▶ [Dataset entries]
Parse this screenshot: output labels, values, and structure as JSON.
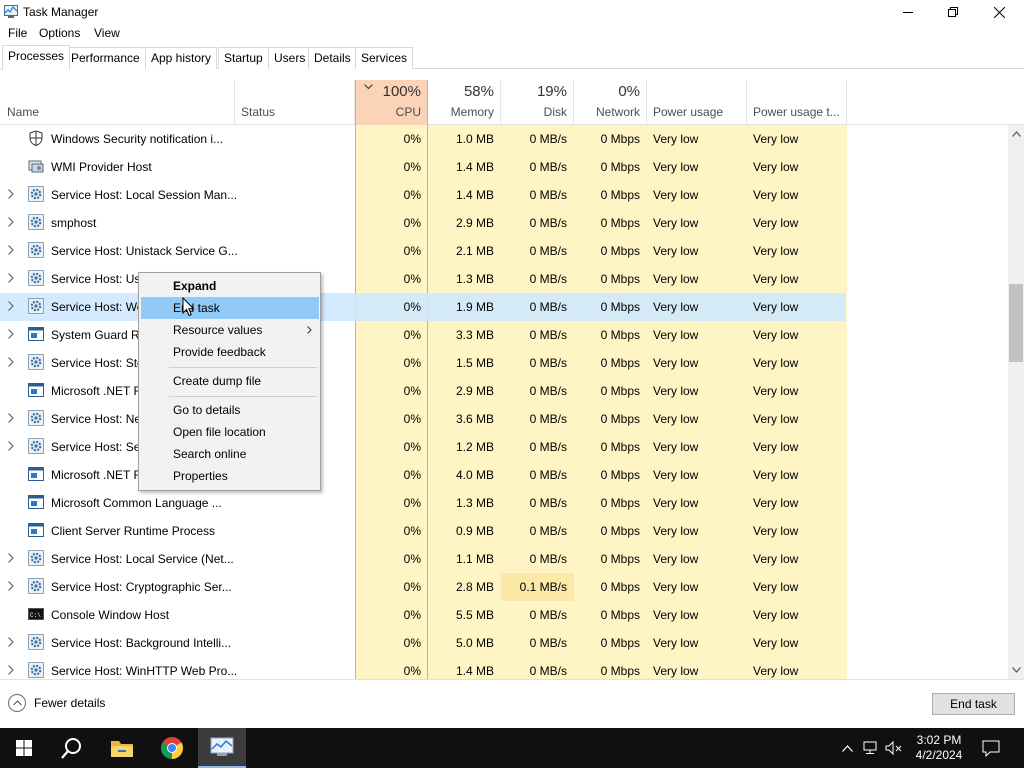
{
  "window": {
    "title": "Task Manager"
  },
  "menu": [
    "File",
    "Options",
    "View"
  ],
  "tabs": [
    "Processes",
    "Performance",
    "App history",
    "Startup",
    "Users",
    "Details",
    "Services"
  ],
  "columns": {
    "name": "Name",
    "status": "Status",
    "cpu": {
      "pct": "100%",
      "label": "CPU"
    },
    "memory": {
      "pct": "58%",
      "label": "Memory"
    },
    "disk": {
      "pct": "19%",
      "label": "Disk"
    },
    "network": {
      "pct": "0%",
      "label": "Network"
    },
    "power": "Power usage",
    "power_trend": "Power usage t..."
  },
  "rows": [
    {
      "name": "Windows Security notification i...",
      "cpu": "0%",
      "mem": "1.0 MB",
      "disk": "0 MB/s",
      "net": "0 Mbps",
      "power": "Very low",
      "trend": "Very low",
      "icon": "shield-icon",
      "expandable": false
    },
    {
      "name": "WMI Provider Host",
      "cpu": "0%",
      "mem": "1.4 MB",
      "disk": "0 MB/s",
      "net": "0 Mbps",
      "power": "Very low",
      "trend": "Very low",
      "icon": "wmi-icon",
      "expandable": false
    },
    {
      "name": "Service Host: Local Session Man...",
      "cpu": "0%",
      "mem": "1.4 MB",
      "disk": "0 MB/s",
      "net": "0 Mbps",
      "power": "Very low",
      "trend": "Very low",
      "icon": "gear-icon",
      "expandable": true
    },
    {
      "name": "smphost",
      "cpu": "0%",
      "mem": "2.9 MB",
      "disk": "0 MB/s",
      "net": "0 Mbps",
      "power": "Very low",
      "trend": "Very low",
      "icon": "gear-icon",
      "expandable": true
    },
    {
      "name": "Service Host: Unistack Service G...",
      "cpu": "0%",
      "mem": "2.1 MB",
      "disk": "0 MB/s",
      "net": "0 Mbps",
      "power": "Very low",
      "trend": "Very low",
      "icon": "gear-icon",
      "expandable": true
    },
    {
      "name": "Service Host: Use",
      "cpu": "0%",
      "mem": "1.3 MB",
      "disk": "0 MB/s",
      "net": "0 Mbps",
      "power": "Very low",
      "trend": "Very low",
      "icon": "gear-icon",
      "expandable": true
    },
    {
      "name": "Service Host: We",
      "cpu": "0%",
      "mem": "1.9 MB",
      "disk": "0 MB/s",
      "net": "0 Mbps",
      "power": "Very low",
      "trend": "Very low",
      "icon": "gear-icon",
      "expandable": true,
      "selected": true
    },
    {
      "name": "System Guard Ru",
      "cpu": "0%",
      "mem": "3.3 MB",
      "disk": "0 MB/s",
      "net": "0 Mbps",
      "power": "Very low",
      "trend": "Very low",
      "icon": "window-icon",
      "expandable": true
    },
    {
      "name": "Service Host: Sto",
      "cpu": "0%",
      "mem": "1.5 MB",
      "disk": "0 MB/s",
      "net": "0 Mbps",
      "power": "Very low",
      "trend": "Very low",
      "icon": "gear-icon",
      "expandable": true
    },
    {
      "name": "Microsoft .NET F",
      "cpu": "0%",
      "mem": "2.9 MB",
      "disk": "0 MB/s",
      "net": "0 Mbps",
      "power": "Very low",
      "trend": "Very low",
      "icon": "window-icon",
      "expandable": false
    },
    {
      "name": "Service Host: Ne",
      "cpu": "0%",
      "mem": "3.6 MB",
      "disk": "0 MB/s",
      "net": "0 Mbps",
      "power": "Very low",
      "trend": "Very low",
      "icon": "gear-icon",
      "expandable": true
    },
    {
      "name": "Service Host: Ser",
      "cpu": "0%",
      "mem": "1.2 MB",
      "disk": "0 MB/s",
      "net": "0 Mbps",
      "power": "Very low",
      "trend": "Very low",
      "icon": "gear-icon",
      "expandable": true
    },
    {
      "name": "Microsoft .NET F",
      "cpu": "0%",
      "mem": "4.0 MB",
      "disk": "0 MB/s",
      "net": "0 Mbps",
      "power": "Very low",
      "trend": "Very low",
      "icon": "window-icon",
      "expandable": false
    },
    {
      "name": "Microsoft Common Language ...",
      "cpu": "0%",
      "mem": "1.3 MB",
      "disk": "0 MB/s",
      "net": "0 Mbps",
      "power": "Very low",
      "trend": "Very low",
      "icon": "window-icon",
      "expandable": false
    },
    {
      "name": "Client Server Runtime Process",
      "cpu": "0%",
      "mem": "0.9 MB",
      "disk": "0 MB/s",
      "net": "0 Mbps",
      "power": "Very low",
      "trend": "Very low",
      "icon": "window-icon",
      "expandable": false
    },
    {
      "name": "Service Host: Local Service (Net...",
      "cpu": "0%",
      "mem": "1.1 MB",
      "disk": "0 MB/s",
      "net": "0 Mbps",
      "power": "Very low",
      "trend": "Very low",
      "icon": "gear-icon",
      "expandable": true
    },
    {
      "name": "Service Host: Cryptographic Ser...",
      "cpu": "0%",
      "mem": "2.8 MB",
      "disk": "0.1 MB/s",
      "net": "0 Mbps",
      "power": "Very low",
      "trend": "Very low",
      "icon": "gear-icon",
      "expandable": true,
      "disk_hi": true
    },
    {
      "name": "Console Window Host",
      "cpu": "0%",
      "mem": "5.5 MB",
      "disk": "0 MB/s",
      "net": "0 Mbps",
      "power": "Very low",
      "trend": "Very low",
      "icon": "console-icon",
      "expandable": false
    },
    {
      "name": "Service Host: Background Intelli...",
      "cpu": "0%",
      "mem": "5.0 MB",
      "disk": "0 MB/s",
      "net": "0 Mbps",
      "power": "Very low",
      "trend": "Very low",
      "icon": "gear-icon",
      "expandable": true
    },
    {
      "name": "Service Host: WinHTTP Web Pro...",
      "cpu": "0%",
      "mem": "1.4 MB",
      "disk": "0 MB/s",
      "net": "0 Mbps",
      "power": "Very low",
      "trend": "Very low",
      "icon": "gear-icon",
      "expandable": true
    }
  ],
  "context_menu": [
    {
      "label": "Expand",
      "bold": true
    },
    {
      "label": "End task",
      "hover": true
    },
    {
      "label": "Resource values",
      "submenu": true
    },
    {
      "label": "Provide feedback"
    },
    {
      "label": "Create dump file"
    },
    {
      "label": "Go to details"
    },
    {
      "label": "Open file location"
    },
    {
      "label": "Search online"
    },
    {
      "label": "Properties"
    }
  ],
  "footer": {
    "fewer_details": "Fewer details",
    "end_task": "End task"
  },
  "taskbar": {
    "time": "3:02 PM",
    "date": "4/2/2024"
  },
  "colors": {
    "cpu_heavy": "#fbd3b6",
    "usage": "#fff4c4",
    "usage_mid": "#fde9a7",
    "selection": "#cce8ff",
    "menu_hover": "#91c9f7"
  }
}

▶ [Exercise instructions]
Could you reproduce every record above exactly, leaving out the pictures?

▶ [Finished answer]
Parse this screenshot: output labels, values, and structure as JSON.
{
  "window": {
    "title": "Task Manager"
  },
  "menu": [
    "File",
    "Options",
    "View"
  ],
  "tabs": [
    "Processes",
    "Performance",
    "App history",
    "Startup",
    "Users",
    "Details",
    "Services"
  ],
  "columns": {
    "name": "Name",
    "status": "Status",
    "cpu": {
      "pct": "100%",
      "label": "CPU"
    },
    "memory": {
      "pct": "58%",
      "label": "Memory"
    },
    "disk": {
      "pct": "19%",
      "label": "Disk"
    },
    "network": {
      "pct": "0%",
      "label": "Network"
    },
    "power": "Power usage",
    "power_trend": "Power usage t..."
  },
  "rows": [
    {
      "name": "Windows Security notification i...",
      "cpu": "0%",
      "mem": "1.0 MB",
      "disk": "0 MB/s",
      "net": "0 Mbps",
      "power": "Very low",
      "trend": "Very low",
      "icon": "shield-icon",
      "expandable": false
    },
    {
      "name": "WMI Provider Host",
      "cpu": "0%",
      "mem": "1.4 MB",
      "disk": "0 MB/s",
      "net": "0 Mbps",
      "power": "Very low",
      "trend": "Very low",
      "icon": "wmi-icon",
      "expandable": false
    },
    {
      "name": "Service Host: Local Session Man...",
      "cpu": "0%",
      "mem": "1.4 MB",
      "disk": "0 MB/s",
      "net": "0 Mbps",
      "power": "Very low",
      "trend": "Very low",
      "icon": "gear-icon",
      "expandable": true
    },
    {
      "name": "smphost",
      "cpu": "0%",
      "mem": "2.9 MB",
      "disk": "0 MB/s",
      "net": "0 Mbps",
      "power": "Very low",
      "trend": "Very low",
      "icon": "gear-icon",
      "expandable": true
    },
    {
      "name": "Service Host: Unistack Service G...",
      "cpu": "0%",
      "mem": "2.1 MB",
      "disk": "0 MB/s",
      "net": "0 Mbps",
      "power": "Very low",
      "trend": "Very low",
      "icon": "gear-icon",
      "expandable": true
    },
    {
      "name": "Service Host: Use",
      "cpu": "0%",
      "mem": "1.3 MB",
      "disk": "0 MB/s",
      "net": "0 Mbps",
      "power": "Very low",
      "trend": "Very low",
      "icon": "gear-icon",
      "expandable": true
    },
    {
      "name": "Service Host: We",
      "cpu": "0%",
      "mem": "1.9 MB",
      "disk": "0 MB/s",
      "net": "0 Mbps",
      "power": "Very low",
      "trend": "Very low",
      "icon": "gear-icon",
      "expandable": true,
      "selected": true
    },
    {
      "name": "System Guard Ru",
      "cpu": "0%",
      "mem": "3.3 MB",
      "disk": "0 MB/s",
      "net": "0 Mbps",
      "power": "Very low",
      "trend": "Very low",
      "icon": "window-icon",
      "expandable": true
    },
    {
      "name": "Service Host: Sto",
      "cpu": "0%",
      "mem": "1.5 MB",
      "disk": "0 MB/s",
      "net": "0 Mbps",
      "power": "Very low",
      "trend": "Very low",
      "icon": "gear-icon",
      "expandable": true
    },
    {
      "name": "Microsoft .NET F",
      "cpu": "0%",
      "mem": "2.9 MB",
      "disk": "0 MB/s",
      "net": "0 Mbps",
      "power": "Very low",
      "trend": "Very low",
      "icon": "window-icon",
      "expandable": false
    },
    {
      "name": "Service Host: Ne",
      "cpu": "0%",
      "mem": "3.6 MB",
      "disk": "0 MB/s",
      "net": "0 Mbps",
      "power": "Very low",
      "trend": "Very low",
      "icon": "gear-icon",
      "expandable": true
    },
    {
      "name": "Service Host: Ser",
      "cpu": "0%",
      "mem": "1.2 MB",
      "disk": "0 MB/s",
      "net": "0 Mbps",
      "power": "Very low",
      "trend": "Very low",
      "icon": "gear-icon",
      "expandable": true
    },
    {
      "name": "Microsoft .NET F",
      "cpu": "0%",
      "mem": "4.0 MB",
      "disk": "0 MB/s",
      "net": "0 Mbps",
      "power": "Very low",
      "trend": "Very low",
      "icon": "window-icon",
      "expandable": false
    },
    {
      "name": "Microsoft Common Language ...",
      "cpu": "0%",
      "mem": "1.3 MB",
      "disk": "0 MB/s",
      "net": "0 Mbps",
      "power": "Very low",
      "trend": "Very low",
      "icon": "window-icon",
      "expandable": false
    },
    {
      "name": "Client Server Runtime Process",
      "cpu": "0%",
      "mem": "0.9 MB",
      "disk": "0 MB/s",
      "net": "0 Mbps",
      "power": "Very low",
      "trend": "Very low",
      "icon": "window-icon",
      "expandable": false
    },
    {
      "name": "Service Host: Local Service (Net...",
      "cpu": "0%",
      "mem": "1.1 MB",
      "disk": "0 MB/s",
      "net": "0 Mbps",
      "power": "Very low",
      "trend": "Very low",
      "icon": "gear-icon",
      "expandable": true
    },
    {
      "name": "Service Host: Cryptographic Ser...",
      "cpu": "0%",
      "mem": "2.8 MB",
      "disk": "0.1 MB/s",
      "net": "0 Mbps",
      "power": "Very low",
      "trend": "Very low",
      "icon": "gear-icon",
      "expandable": true,
      "disk_hi": true
    },
    {
      "name": "Console Window Host",
      "cpu": "0%",
      "mem": "5.5 MB",
      "disk": "0 MB/s",
      "net": "0 Mbps",
      "power": "Very low",
      "trend": "Very low",
      "icon": "console-icon",
      "expandable": false
    },
    {
      "name": "Service Host: Background Intelli...",
      "cpu": "0%",
      "mem": "5.0 MB",
      "disk": "0 MB/s",
      "net": "0 Mbps",
      "power": "Very low",
      "trend": "Very low",
      "icon": "gear-icon",
      "expandable": true
    },
    {
      "name": "Service Host: WinHTTP Web Pro...",
      "cpu": "0%",
      "mem": "1.4 MB",
      "disk": "0 MB/s",
      "net": "0 Mbps",
      "power": "Very low",
      "trend": "Very low",
      "icon": "gear-icon",
      "expandable": true
    }
  ],
  "context_menu": [
    {
      "label": "Expand",
      "bold": true
    },
    {
      "label": "End task",
      "hover": true
    },
    {
      "label": "Resource values",
      "submenu": true
    },
    {
      "label": "Provide feedback"
    },
    {
      "label": "Create dump file"
    },
    {
      "label": "Go to details"
    },
    {
      "label": "Open file location"
    },
    {
      "label": "Search online"
    },
    {
      "label": "Properties"
    }
  ],
  "footer": {
    "fewer_details": "Fewer details",
    "end_task": "End task"
  },
  "taskbar": {
    "time": "3:02 PM",
    "date": "4/2/2024"
  },
  "colors": {
    "cpu_heavy": "#fbd3b6",
    "usage": "#fff4c4",
    "usage_mid": "#fde9a7",
    "selection": "#cce8ff",
    "menu_hover": "#91c9f7"
  }
}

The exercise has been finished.